*Data to use:*
↓

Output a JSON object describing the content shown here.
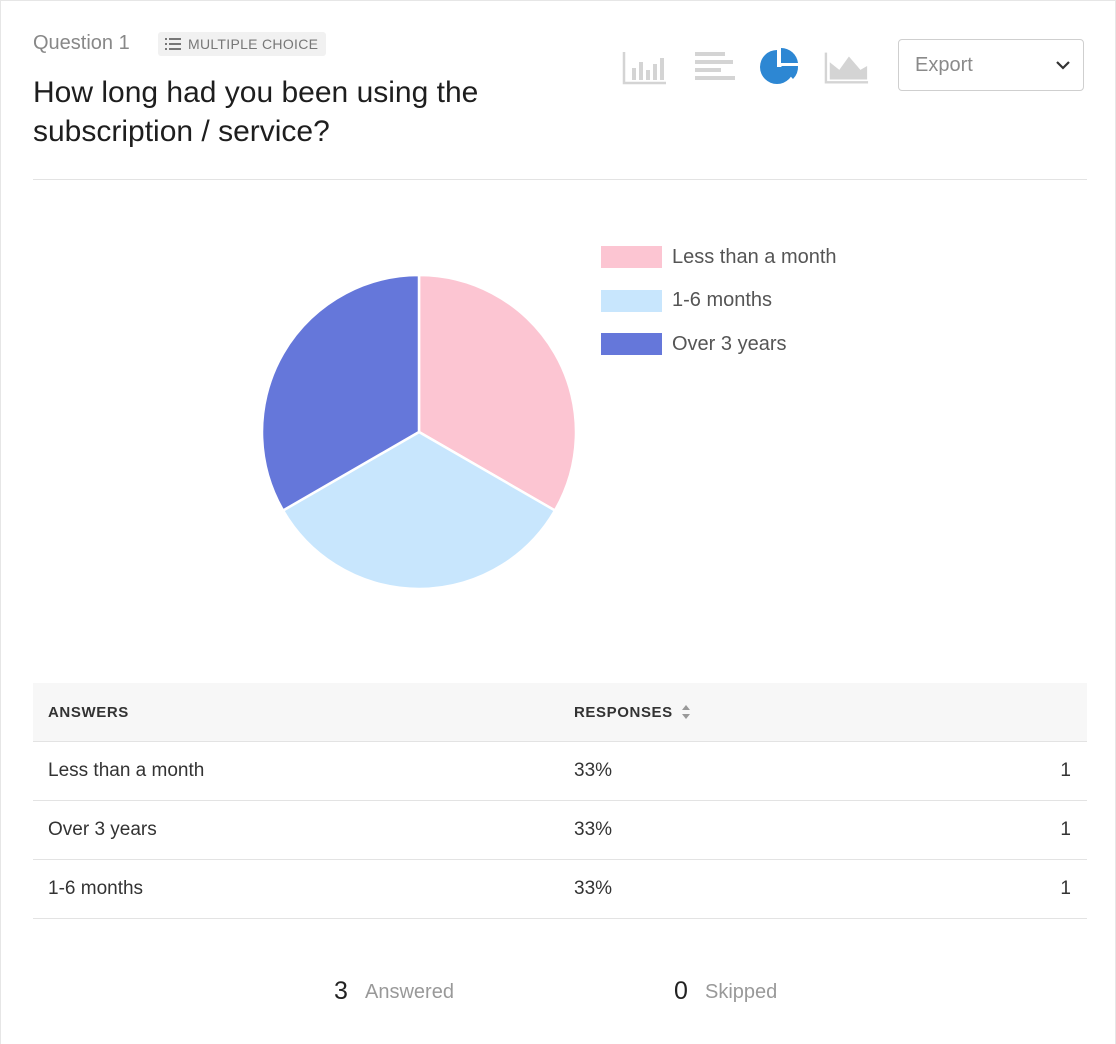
{
  "question": {
    "label": "Question 1",
    "type_label": "MULTIPLE CHOICE",
    "type_icon": "list-icon",
    "title": "How long had you been using the subscription / service?"
  },
  "toolbar": {
    "view_icons": [
      "vertical-bar-chart-icon",
      "horizontal-bar-chart-icon",
      "pie-chart-icon",
      "area-chart-icon"
    ],
    "active_view": "pie-chart-icon",
    "active_color": "#2d87d3",
    "inactive_color": "#d4d4d4",
    "export_label": "Export",
    "export_icon": "chevron-down-icon"
  },
  "chart_data": {
    "type": "pie",
    "categories": [
      "Less than a month",
      "1-6 months",
      "Over 3 years"
    ],
    "values": [
      1,
      1,
      1
    ],
    "colors": [
      "#fcc5d2",
      "#c8e6fd",
      "#6577da"
    ],
    "legend_position": "right"
  },
  "table": {
    "headers": {
      "answers": "ANSWERS",
      "responses": "RESPONSES",
      "sort_icon": "sort-icon"
    },
    "rows": [
      {
        "answer": "Less than a month",
        "percent": "33%",
        "count": "1"
      },
      {
        "answer": "Over 3 years",
        "percent": "33%",
        "count": "1"
      },
      {
        "answer": "1-6 months",
        "percent": "33%",
        "count": "1"
      }
    ]
  },
  "summary": {
    "answered_count": "3",
    "answered_label": "Answered",
    "skipped_count": "0",
    "skipped_label": "Skipped"
  }
}
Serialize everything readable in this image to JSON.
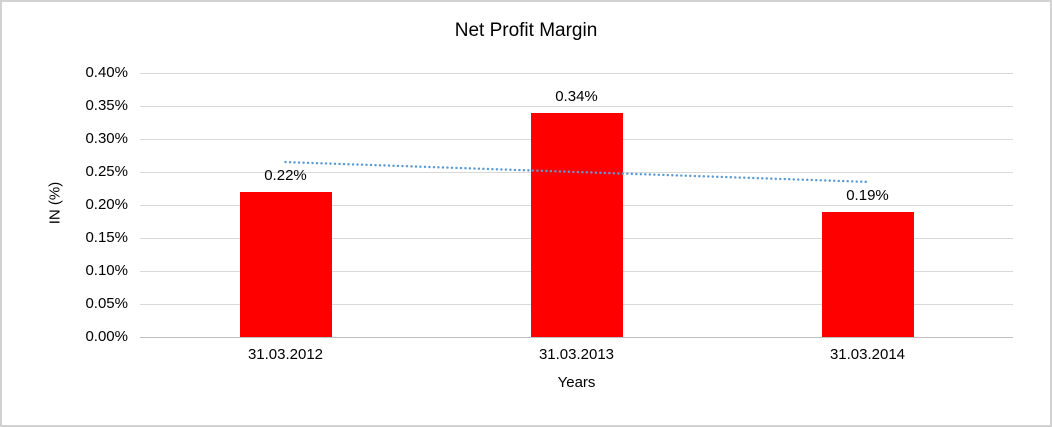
{
  "window": {
    "background_color": "#ffffff",
    "frame_border_color": "#d2d2d2"
  },
  "chart_data": {
    "type": "bar",
    "title": "Net Profit Margin",
    "xlabel": "Years",
    "ylabel": "IN (%)",
    "categories": [
      "31.03.2012",
      "31.03.2013",
      "31.03.2014"
    ],
    "values": [
      0.22,
      0.34,
      0.19
    ],
    "data_labels": [
      "0.22%",
      "0.34%",
      "0.19%"
    ],
    "ylim": [
      0,
      0.4
    ],
    "y_ticks": [
      "0.40%",
      "0.35%",
      "0.30%",
      "0.25%",
      "0.20%",
      "0.15%",
      "0.10%",
      "0.05%",
      "0.00%"
    ],
    "y_tick_values": [
      0.4,
      0.35,
      0.3,
      0.25,
      0.2,
      0.15,
      0.1,
      0.05,
      0.0
    ],
    "grid": true,
    "legend": "none",
    "bar_color": "#ff0000",
    "gridline_color": "#d9d9d9",
    "axis_line_color": "#bfbfbf",
    "text_color": "#000000",
    "trendline": {
      "type": "linear",
      "style": "dotted",
      "color": "#5b9bd5",
      "start_value": 0.265,
      "end_value": 0.235
    }
  }
}
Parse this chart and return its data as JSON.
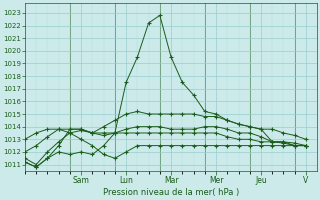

↑

*Objective:* From the entries above, select each line containing the string "Less".

*Output for this task:*
      "Less than a month",
        "answer": "Less than a month",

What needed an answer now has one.